= REQUIREMENT =
Beneath this task is a listing. State how many of its lines include the string "marker", giving nothing but the number.

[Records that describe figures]
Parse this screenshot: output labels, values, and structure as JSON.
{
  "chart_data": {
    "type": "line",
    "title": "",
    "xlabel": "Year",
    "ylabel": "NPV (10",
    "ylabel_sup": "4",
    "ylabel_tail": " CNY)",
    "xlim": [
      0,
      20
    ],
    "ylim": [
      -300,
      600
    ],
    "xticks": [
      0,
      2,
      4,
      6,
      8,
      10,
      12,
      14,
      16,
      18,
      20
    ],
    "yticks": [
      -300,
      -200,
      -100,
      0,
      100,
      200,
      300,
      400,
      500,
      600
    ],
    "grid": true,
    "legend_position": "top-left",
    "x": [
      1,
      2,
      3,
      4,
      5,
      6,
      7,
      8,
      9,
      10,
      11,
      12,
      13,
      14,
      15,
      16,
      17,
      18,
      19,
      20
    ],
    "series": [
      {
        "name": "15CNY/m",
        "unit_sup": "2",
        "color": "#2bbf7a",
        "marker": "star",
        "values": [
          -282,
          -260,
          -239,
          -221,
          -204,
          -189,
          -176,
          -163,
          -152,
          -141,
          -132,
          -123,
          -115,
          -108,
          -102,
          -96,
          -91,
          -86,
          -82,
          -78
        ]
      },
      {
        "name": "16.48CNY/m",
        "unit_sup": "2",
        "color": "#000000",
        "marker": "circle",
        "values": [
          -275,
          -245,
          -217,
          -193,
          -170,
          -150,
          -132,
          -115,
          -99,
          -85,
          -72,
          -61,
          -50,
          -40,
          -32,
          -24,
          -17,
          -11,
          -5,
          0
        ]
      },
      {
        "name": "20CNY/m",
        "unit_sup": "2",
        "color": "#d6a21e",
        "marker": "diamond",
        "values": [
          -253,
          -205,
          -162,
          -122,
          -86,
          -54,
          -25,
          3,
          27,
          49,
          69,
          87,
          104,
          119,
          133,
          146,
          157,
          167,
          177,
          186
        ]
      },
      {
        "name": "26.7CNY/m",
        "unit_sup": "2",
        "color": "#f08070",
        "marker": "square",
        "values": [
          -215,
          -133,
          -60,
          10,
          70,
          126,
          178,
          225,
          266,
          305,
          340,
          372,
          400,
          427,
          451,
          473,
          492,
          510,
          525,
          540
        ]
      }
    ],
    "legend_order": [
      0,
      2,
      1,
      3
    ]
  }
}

---

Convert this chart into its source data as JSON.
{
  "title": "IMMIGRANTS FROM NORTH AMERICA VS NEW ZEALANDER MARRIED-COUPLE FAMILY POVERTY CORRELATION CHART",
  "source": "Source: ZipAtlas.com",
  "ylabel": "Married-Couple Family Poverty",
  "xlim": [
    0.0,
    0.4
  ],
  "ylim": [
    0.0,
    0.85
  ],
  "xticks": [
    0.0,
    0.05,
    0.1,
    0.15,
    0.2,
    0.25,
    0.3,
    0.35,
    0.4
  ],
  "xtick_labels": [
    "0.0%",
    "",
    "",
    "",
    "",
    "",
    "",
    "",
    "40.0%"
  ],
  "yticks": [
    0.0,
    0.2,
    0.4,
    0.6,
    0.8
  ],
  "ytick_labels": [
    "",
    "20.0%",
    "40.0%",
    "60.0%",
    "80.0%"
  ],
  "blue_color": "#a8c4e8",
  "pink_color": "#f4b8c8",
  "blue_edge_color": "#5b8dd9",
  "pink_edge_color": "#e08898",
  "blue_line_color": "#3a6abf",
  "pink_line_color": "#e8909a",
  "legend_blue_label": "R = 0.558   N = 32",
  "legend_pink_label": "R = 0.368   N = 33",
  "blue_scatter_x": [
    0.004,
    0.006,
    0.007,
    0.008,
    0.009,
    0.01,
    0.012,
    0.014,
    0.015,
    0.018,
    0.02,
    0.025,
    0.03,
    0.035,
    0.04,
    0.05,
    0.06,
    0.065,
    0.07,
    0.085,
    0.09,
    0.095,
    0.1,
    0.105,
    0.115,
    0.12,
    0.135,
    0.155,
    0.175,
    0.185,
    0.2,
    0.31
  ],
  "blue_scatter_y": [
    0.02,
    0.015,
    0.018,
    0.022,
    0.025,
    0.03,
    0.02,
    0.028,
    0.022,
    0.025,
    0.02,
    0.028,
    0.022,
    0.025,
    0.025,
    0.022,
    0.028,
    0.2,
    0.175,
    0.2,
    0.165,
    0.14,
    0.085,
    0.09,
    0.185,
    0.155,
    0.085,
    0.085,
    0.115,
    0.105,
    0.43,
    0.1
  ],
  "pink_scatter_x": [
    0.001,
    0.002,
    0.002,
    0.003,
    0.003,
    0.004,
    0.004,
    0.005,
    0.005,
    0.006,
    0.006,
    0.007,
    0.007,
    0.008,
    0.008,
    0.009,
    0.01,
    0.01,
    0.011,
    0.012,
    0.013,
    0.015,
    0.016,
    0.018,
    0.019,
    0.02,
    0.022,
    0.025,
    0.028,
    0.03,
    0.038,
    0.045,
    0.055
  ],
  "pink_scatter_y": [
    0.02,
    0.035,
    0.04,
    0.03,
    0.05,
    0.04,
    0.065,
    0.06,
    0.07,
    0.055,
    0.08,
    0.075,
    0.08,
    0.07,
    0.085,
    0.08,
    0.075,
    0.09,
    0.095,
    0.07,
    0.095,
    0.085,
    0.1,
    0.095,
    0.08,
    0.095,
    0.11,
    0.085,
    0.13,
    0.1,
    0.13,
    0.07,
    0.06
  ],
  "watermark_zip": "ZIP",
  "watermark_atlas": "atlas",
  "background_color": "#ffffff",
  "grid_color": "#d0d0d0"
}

= CORRECT RESULT =
4